** Opening Record set block **

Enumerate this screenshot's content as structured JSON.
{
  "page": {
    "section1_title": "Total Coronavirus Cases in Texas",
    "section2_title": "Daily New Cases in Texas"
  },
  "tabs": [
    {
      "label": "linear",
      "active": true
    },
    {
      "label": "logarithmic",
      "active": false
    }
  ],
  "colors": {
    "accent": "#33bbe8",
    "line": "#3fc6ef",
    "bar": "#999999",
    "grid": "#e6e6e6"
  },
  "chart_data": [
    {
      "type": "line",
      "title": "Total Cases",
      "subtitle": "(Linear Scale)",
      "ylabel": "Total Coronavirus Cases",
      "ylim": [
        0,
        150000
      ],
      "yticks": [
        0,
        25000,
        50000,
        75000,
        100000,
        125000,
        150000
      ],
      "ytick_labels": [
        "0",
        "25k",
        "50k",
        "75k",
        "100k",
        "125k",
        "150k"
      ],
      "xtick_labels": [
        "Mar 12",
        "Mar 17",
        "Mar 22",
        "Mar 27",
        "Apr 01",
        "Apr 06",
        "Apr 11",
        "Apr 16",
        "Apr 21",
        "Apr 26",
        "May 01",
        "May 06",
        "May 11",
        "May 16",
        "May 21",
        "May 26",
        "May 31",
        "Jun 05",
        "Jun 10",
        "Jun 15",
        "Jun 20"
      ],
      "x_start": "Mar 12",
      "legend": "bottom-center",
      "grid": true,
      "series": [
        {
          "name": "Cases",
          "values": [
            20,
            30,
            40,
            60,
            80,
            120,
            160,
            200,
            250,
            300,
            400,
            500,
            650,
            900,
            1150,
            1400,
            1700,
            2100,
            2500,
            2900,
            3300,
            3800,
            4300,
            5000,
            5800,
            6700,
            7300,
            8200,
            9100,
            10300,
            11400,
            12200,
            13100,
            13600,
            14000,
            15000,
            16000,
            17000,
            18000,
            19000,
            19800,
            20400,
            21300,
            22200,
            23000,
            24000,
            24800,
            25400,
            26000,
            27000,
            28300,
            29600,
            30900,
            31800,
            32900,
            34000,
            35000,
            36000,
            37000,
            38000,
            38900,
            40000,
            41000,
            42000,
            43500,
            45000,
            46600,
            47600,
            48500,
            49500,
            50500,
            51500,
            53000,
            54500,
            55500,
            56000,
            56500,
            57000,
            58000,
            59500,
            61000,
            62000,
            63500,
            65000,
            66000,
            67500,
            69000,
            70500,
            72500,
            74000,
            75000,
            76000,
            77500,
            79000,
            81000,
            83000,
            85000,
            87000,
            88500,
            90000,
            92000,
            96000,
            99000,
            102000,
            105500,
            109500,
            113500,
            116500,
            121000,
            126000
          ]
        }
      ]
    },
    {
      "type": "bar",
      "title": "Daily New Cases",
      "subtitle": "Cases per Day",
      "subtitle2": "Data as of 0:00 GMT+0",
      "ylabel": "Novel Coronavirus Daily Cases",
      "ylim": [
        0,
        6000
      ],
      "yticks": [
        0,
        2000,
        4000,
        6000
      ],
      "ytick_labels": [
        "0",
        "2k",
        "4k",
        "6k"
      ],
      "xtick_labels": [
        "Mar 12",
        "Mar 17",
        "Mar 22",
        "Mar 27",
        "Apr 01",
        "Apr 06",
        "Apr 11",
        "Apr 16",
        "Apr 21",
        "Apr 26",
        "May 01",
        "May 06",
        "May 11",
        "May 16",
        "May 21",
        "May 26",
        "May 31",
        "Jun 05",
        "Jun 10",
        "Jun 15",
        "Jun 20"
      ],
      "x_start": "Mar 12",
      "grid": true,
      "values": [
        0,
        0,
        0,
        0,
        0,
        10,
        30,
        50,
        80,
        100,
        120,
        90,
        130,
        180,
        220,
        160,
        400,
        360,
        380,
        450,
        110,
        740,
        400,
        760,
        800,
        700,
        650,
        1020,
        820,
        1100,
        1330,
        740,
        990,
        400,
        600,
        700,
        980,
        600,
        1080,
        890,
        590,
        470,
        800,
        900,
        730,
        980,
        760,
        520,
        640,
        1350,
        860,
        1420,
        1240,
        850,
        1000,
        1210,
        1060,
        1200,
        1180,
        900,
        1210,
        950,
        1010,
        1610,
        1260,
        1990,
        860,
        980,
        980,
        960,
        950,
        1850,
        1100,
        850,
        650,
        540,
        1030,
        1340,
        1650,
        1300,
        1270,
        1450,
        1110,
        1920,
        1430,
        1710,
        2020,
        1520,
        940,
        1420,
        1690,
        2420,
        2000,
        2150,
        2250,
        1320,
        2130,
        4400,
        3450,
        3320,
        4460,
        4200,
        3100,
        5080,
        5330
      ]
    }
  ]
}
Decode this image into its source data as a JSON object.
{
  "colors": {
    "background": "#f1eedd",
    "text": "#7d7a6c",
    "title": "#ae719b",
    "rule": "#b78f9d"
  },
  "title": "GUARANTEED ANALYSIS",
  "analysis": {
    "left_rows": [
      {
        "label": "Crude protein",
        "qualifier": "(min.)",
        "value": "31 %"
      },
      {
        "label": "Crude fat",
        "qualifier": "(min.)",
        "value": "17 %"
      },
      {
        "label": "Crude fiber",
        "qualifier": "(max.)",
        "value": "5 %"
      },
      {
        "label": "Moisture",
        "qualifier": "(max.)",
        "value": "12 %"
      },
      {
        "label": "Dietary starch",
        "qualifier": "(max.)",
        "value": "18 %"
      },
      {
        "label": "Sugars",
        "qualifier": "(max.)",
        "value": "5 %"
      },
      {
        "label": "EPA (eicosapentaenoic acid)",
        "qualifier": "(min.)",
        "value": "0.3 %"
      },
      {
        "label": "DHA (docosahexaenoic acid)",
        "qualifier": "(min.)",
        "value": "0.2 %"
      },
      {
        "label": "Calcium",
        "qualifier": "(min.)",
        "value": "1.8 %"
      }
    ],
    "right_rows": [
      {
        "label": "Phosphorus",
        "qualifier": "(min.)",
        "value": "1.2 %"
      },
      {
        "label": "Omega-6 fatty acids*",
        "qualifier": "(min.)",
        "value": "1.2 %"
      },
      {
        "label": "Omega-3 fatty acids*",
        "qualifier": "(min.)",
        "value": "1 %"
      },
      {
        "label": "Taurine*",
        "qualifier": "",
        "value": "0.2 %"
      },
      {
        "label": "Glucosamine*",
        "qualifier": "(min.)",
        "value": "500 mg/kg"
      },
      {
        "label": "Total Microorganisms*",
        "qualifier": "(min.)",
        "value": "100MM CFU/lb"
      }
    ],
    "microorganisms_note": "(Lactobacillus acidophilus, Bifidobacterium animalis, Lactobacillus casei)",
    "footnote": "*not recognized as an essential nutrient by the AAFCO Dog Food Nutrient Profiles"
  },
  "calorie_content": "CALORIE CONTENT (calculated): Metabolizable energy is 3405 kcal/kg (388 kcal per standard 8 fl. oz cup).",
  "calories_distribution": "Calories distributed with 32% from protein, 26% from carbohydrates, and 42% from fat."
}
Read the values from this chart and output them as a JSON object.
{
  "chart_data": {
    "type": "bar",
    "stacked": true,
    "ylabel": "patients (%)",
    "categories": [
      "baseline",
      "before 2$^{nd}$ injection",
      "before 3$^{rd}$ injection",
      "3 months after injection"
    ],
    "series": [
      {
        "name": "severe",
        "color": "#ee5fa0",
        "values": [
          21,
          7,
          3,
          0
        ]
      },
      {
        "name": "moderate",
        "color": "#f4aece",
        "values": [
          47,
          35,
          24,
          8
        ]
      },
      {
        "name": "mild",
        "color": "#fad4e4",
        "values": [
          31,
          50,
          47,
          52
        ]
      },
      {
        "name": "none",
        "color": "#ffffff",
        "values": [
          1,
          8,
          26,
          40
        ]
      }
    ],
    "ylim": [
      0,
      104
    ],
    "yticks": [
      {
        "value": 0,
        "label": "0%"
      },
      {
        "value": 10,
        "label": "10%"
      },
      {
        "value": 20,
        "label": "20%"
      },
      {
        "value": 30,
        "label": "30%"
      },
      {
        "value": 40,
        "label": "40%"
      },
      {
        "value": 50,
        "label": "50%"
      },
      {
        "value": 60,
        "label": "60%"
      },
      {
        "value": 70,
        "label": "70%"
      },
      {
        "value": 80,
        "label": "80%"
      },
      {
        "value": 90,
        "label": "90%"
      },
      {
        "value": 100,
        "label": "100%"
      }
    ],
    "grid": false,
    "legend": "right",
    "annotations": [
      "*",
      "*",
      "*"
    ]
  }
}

** Closing Record set block **

**Exercise directions:**
Say how many lines of the data above include the word "Omega", and add nothing further.

**Exercise answer:**
2